-- STORED RECORDS --
○ ○ ○ ○ ○

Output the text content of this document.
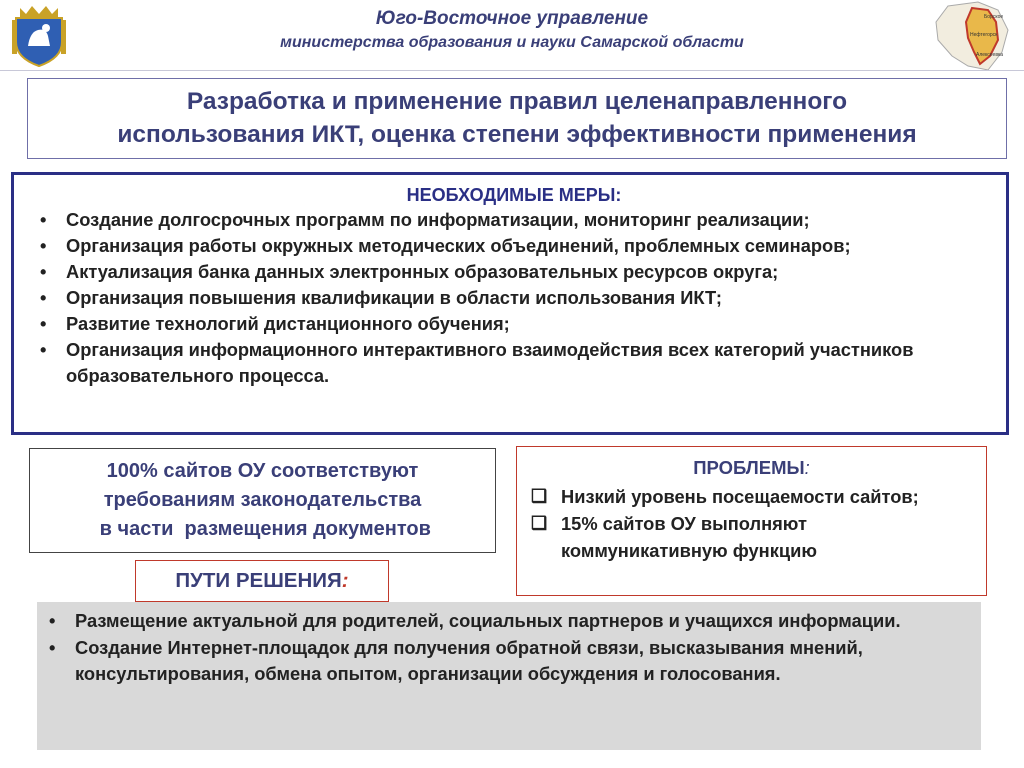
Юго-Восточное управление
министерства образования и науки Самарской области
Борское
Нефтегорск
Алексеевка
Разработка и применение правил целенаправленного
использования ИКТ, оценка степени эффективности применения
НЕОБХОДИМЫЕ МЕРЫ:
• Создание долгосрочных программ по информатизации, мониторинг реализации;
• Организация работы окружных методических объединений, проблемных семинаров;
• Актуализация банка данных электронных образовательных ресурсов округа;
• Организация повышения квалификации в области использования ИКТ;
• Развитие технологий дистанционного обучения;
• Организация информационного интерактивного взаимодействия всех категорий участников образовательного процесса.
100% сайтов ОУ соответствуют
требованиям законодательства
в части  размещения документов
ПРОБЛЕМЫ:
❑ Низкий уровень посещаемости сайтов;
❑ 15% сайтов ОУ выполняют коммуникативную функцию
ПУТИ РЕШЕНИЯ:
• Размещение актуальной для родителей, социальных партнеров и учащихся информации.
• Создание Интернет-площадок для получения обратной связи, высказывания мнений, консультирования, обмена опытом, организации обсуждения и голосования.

○ ○ ○ ○ ○

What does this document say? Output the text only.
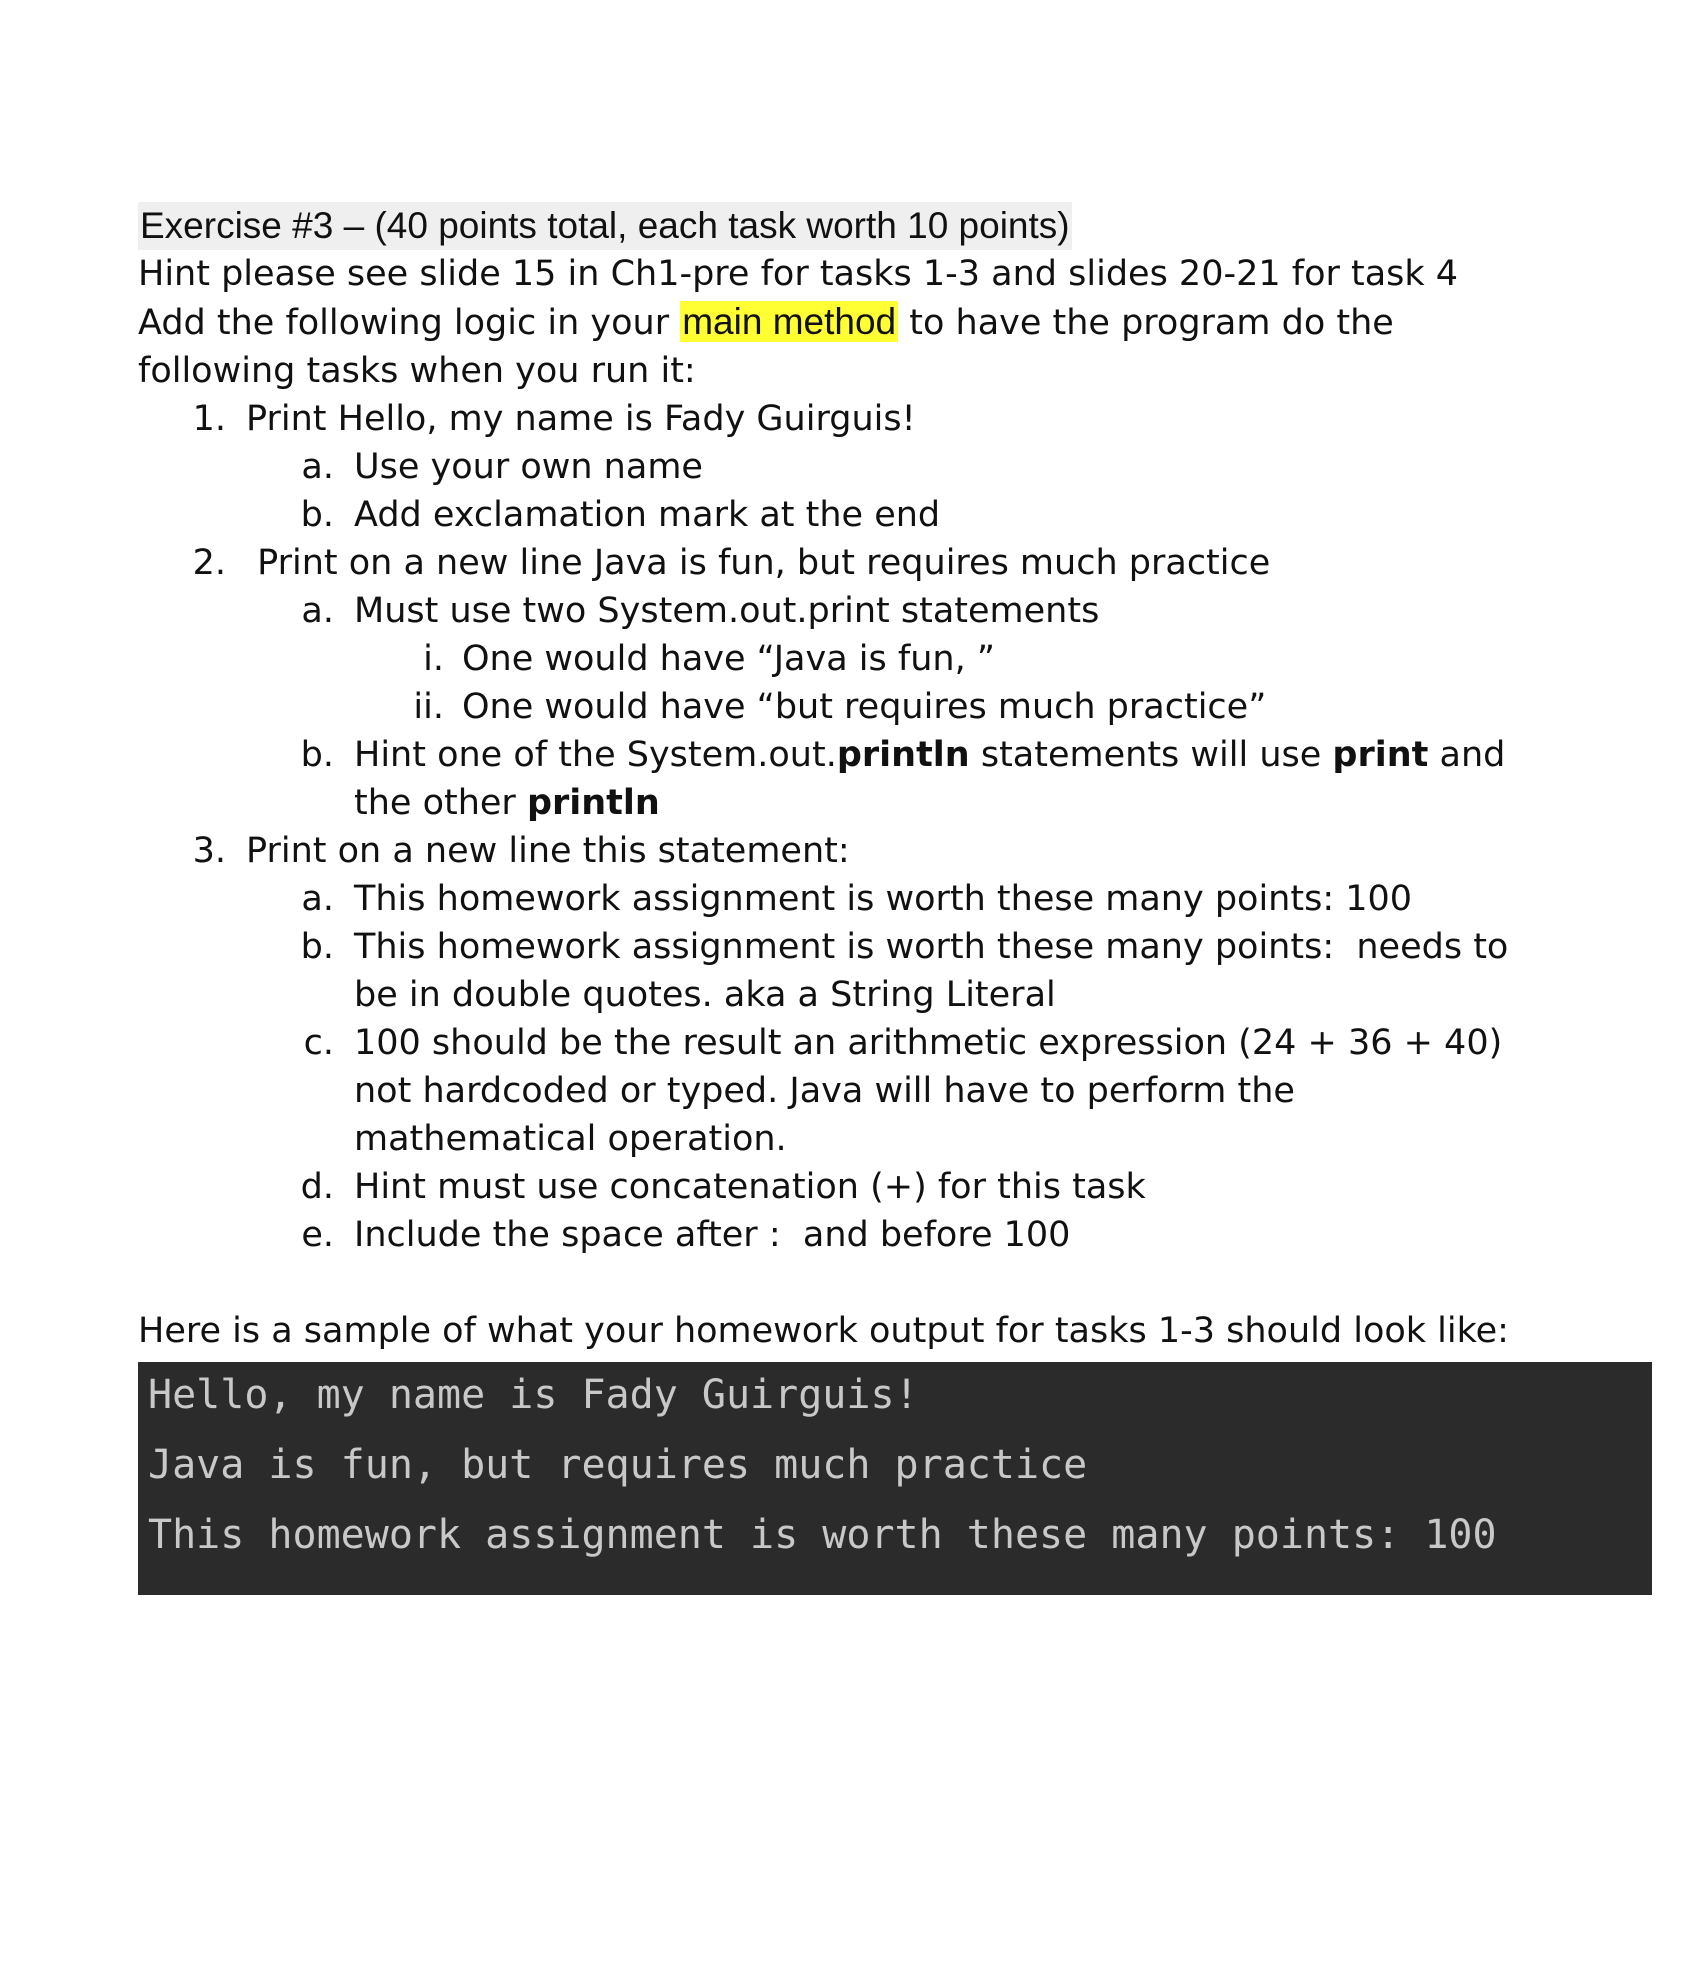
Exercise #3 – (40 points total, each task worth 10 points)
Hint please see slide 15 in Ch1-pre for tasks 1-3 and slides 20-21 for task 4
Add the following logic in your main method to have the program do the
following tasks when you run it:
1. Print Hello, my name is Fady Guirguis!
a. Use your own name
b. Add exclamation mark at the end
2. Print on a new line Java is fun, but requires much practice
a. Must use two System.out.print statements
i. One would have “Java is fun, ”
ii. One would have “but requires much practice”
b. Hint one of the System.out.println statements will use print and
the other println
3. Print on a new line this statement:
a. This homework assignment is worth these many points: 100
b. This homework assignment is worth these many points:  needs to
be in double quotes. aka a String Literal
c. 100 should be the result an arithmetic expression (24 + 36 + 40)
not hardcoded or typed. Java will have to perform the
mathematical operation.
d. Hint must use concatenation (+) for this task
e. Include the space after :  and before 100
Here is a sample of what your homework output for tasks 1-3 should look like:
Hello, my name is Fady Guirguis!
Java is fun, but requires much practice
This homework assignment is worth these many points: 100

○ ○ ○ ○ ○

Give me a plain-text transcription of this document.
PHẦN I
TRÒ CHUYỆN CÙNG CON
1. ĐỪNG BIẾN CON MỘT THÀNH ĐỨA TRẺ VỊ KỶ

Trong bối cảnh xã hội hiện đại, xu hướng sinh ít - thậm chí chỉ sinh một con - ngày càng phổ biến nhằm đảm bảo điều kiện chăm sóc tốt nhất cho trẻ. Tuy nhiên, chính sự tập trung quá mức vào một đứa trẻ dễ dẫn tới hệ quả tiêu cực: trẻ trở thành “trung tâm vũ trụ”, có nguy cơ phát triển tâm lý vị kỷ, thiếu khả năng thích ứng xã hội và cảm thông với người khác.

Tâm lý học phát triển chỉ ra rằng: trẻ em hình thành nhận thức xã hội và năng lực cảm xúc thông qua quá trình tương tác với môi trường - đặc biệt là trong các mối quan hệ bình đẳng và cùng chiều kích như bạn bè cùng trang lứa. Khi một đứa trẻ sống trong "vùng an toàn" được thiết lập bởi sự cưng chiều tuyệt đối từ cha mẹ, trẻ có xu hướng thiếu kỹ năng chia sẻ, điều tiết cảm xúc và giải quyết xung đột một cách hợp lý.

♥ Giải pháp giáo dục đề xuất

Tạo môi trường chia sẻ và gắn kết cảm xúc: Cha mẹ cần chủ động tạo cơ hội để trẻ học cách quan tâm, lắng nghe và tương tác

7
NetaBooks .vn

○ ○ ○ ○ ○

-- EXERCISE --
A line counts if it holds the word "thiếu". Work out how many lines in the listing count, and give only that number.

-- TASK RESULT --
2